Dataset listings of figures
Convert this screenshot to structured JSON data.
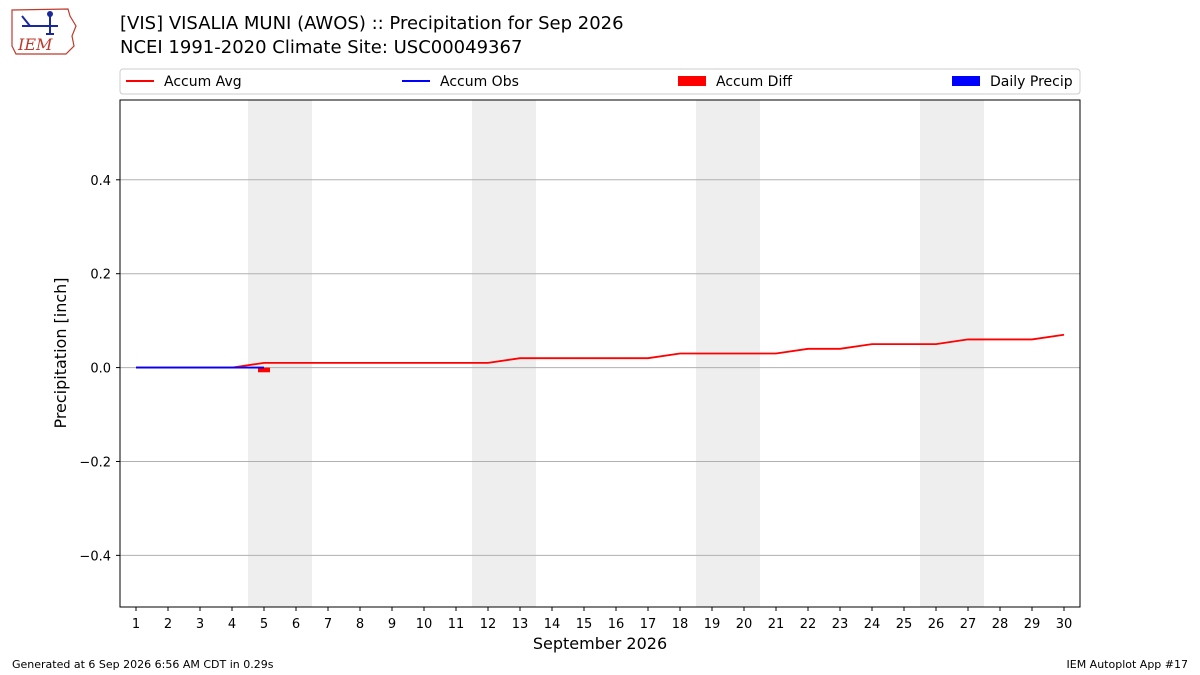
{
  "header": {
    "title_line1": "[VIS] VISALIA MUNI (AWOS) :: Precipitation for Sep 2026",
    "title_line2": "NCEI 1991-2020 Climate Site: USC00049367"
  },
  "logo": {
    "text": "IEM"
  },
  "footer": {
    "left": "Generated at 6 Sep 2026 6:56 AM CDT in 0.29s",
    "right": "IEM Autoplot App #17"
  },
  "colors": {
    "accum_avg": "#ff0000",
    "accum_obs": "#0000ff",
    "accum_diff": "#ff0000",
    "daily_precip": "#0000ff",
    "weekend_shade": "#eeeeee",
    "grid": "#b0b0b0"
  },
  "chart_data": {
    "type": "line",
    "xlabel": "September 2026",
    "ylabel": "Precipitation [inch]",
    "x": [
      1,
      2,
      3,
      4,
      5,
      6,
      7,
      8,
      9,
      10,
      11,
      12,
      13,
      14,
      15,
      16,
      17,
      18,
      19,
      20,
      21,
      22,
      23,
      24,
      25,
      26,
      27,
      28,
      29,
      30
    ],
    "xlim": [
      0.5,
      30.5
    ],
    "ylim": [
      -0.51,
      0.57
    ],
    "yticks": [
      0.4,
      0.2,
      0.0,
      -0.2,
      -0.4
    ],
    "ytick_labels": [
      "0.4",
      "0.2",
      "0.0",
      "−0.2",
      "−0.4"
    ],
    "grid": true,
    "legend_position": "top",
    "legend": [
      {
        "label": "Accum Avg",
        "kind": "line",
        "color": "#ff0000"
      },
      {
        "label": "Accum Obs",
        "kind": "line",
        "color": "#0000ff"
      },
      {
        "label": "Accum Diff",
        "kind": "patch",
        "color": "#ff0000"
      },
      {
        "label": "Daily Precip",
        "kind": "patch",
        "color": "#0000ff"
      }
    ],
    "weekend_ranges": [
      [
        4.5,
        6.5
      ],
      [
        11.5,
        13.5
      ],
      [
        18.5,
        20.5
      ],
      [
        25.5,
        27.5
      ]
    ],
    "series": [
      {
        "name": "Accum Avg",
        "kind": "line",
        "color": "#ff0000",
        "x": [
          1,
          2,
          3,
          4,
          5,
          6,
          7,
          8,
          9,
          10,
          11,
          12,
          13,
          14,
          15,
          16,
          17,
          18,
          19,
          20,
          21,
          22,
          23,
          24,
          25,
          26,
          27,
          28,
          29,
          30
        ],
        "values": [
          0.0,
          0.0,
          0.0,
          0.0,
          0.01,
          0.01,
          0.01,
          0.01,
          0.01,
          0.01,
          0.01,
          0.01,
          0.02,
          0.02,
          0.02,
          0.02,
          0.02,
          0.03,
          0.03,
          0.03,
          0.03,
          0.04,
          0.04,
          0.05,
          0.05,
          0.05,
          0.06,
          0.06,
          0.06,
          0.07
        ]
      },
      {
        "name": "Accum Obs",
        "kind": "line",
        "color": "#0000ff",
        "x": [
          1,
          2,
          3,
          4,
          5
        ],
        "values": [
          0.0,
          0.0,
          0.0,
          0.0,
          0.0
        ]
      },
      {
        "name": "Accum Diff",
        "kind": "bar",
        "color": "#ff0000",
        "x": [
          5
        ],
        "values": [
          -0.01
        ]
      },
      {
        "name": "Daily Precip",
        "kind": "bar",
        "color": "#0000ff",
        "x": [
          5
        ],
        "values": [
          0.0
        ]
      }
    ]
  }
}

# GOAL OF THE EXERCISE
Give every record again exactly, apart from the pictures, which stay out.

# RESULT FOR THIS EXERCISE
Convert this screenshot to structured JSON data.
{
  "header": {
    "title_line1": "[VIS] VISALIA MUNI (AWOS) :: Precipitation for Sep 2026",
    "title_line2": "NCEI 1991-2020 Climate Site: USC00049367"
  },
  "logo": {
    "text": "IEM"
  },
  "footer": {
    "left": "Generated at 6 Sep 2026 6:56 AM CDT in 0.29s",
    "right": "IEM Autoplot App #17"
  },
  "colors": {
    "accum_avg": "#ff0000",
    "accum_obs": "#0000ff",
    "accum_diff": "#ff0000",
    "daily_precip": "#0000ff",
    "weekend_shade": "#eeeeee",
    "grid": "#b0b0b0"
  },
  "chart_data": {
    "type": "line",
    "xlabel": "September 2026",
    "ylabel": "Precipitation [inch]",
    "x": [
      1,
      2,
      3,
      4,
      5,
      6,
      7,
      8,
      9,
      10,
      11,
      12,
      13,
      14,
      15,
      16,
      17,
      18,
      19,
      20,
      21,
      22,
      23,
      24,
      25,
      26,
      27,
      28,
      29,
      30
    ],
    "xlim": [
      0.5,
      30.5
    ],
    "ylim": [
      -0.51,
      0.57
    ],
    "yticks": [
      0.4,
      0.2,
      0.0,
      -0.2,
      -0.4
    ],
    "ytick_labels": [
      "0.4",
      "0.2",
      "0.0",
      "−0.2",
      "−0.4"
    ],
    "grid": true,
    "legend_position": "top",
    "legend": [
      {
        "label": "Accum Avg",
        "kind": "line",
        "color": "#ff0000"
      },
      {
        "label": "Accum Obs",
        "kind": "line",
        "color": "#0000ff"
      },
      {
        "label": "Accum Diff",
        "kind": "patch",
        "color": "#ff0000"
      },
      {
        "label": "Daily Precip",
        "kind": "patch",
        "color": "#0000ff"
      }
    ],
    "weekend_ranges": [
      [
        4.5,
        6.5
      ],
      [
        11.5,
        13.5
      ],
      [
        18.5,
        20.5
      ],
      [
        25.5,
        27.5
      ]
    ],
    "series": [
      {
        "name": "Accum Avg",
        "kind": "line",
        "color": "#ff0000",
        "x": [
          1,
          2,
          3,
          4,
          5,
          6,
          7,
          8,
          9,
          10,
          11,
          12,
          13,
          14,
          15,
          16,
          17,
          18,
          19,
          20,
          21,
          22,
          23,
          24,
          25,
          26,
          27,
          28,
          29,
          30
        ],
        "values": [
          0.0,
          0.0,
          0.0,
          0.0,
          0.01,
          0.01,
          0.01,
          0.01,
          0.01,
          0.01,
          0.01,
          0.01,
          0.02,
          0.02,
          0.02,
          0.02,
          0.02,
          0.03,
          0.03,
          0.03,
          0.03,
          0.04,
          0.04,
          0.05,
          0.05,
          0.05,
          0.06,
          0.06,
          0.06,
          0.07
        ]
      },
      {
        "name": "Accum Obs",
        "kind": "line",
        "color": "#0000ff",
        "x": [
          1,
          2,
          3,
          4,
          5
        ],
        "values": [
          0.0,
          0.0,
          0.0,
          0.0,
          0.0
        ]
      },
      {
        "name": "Accum Diff",
        "kind": "bar",
        "color": "#ff0000",
        "x": [
          5
        ],
        "values": [
          -0.01
        ]
      },
      {
        "name": "Daily Precip",
        "kind": "bar",
        "color": "#0000ff",
        "x": [
          5
        ],
        "values": [
          0.0
        ]
      }
    ]
  }
}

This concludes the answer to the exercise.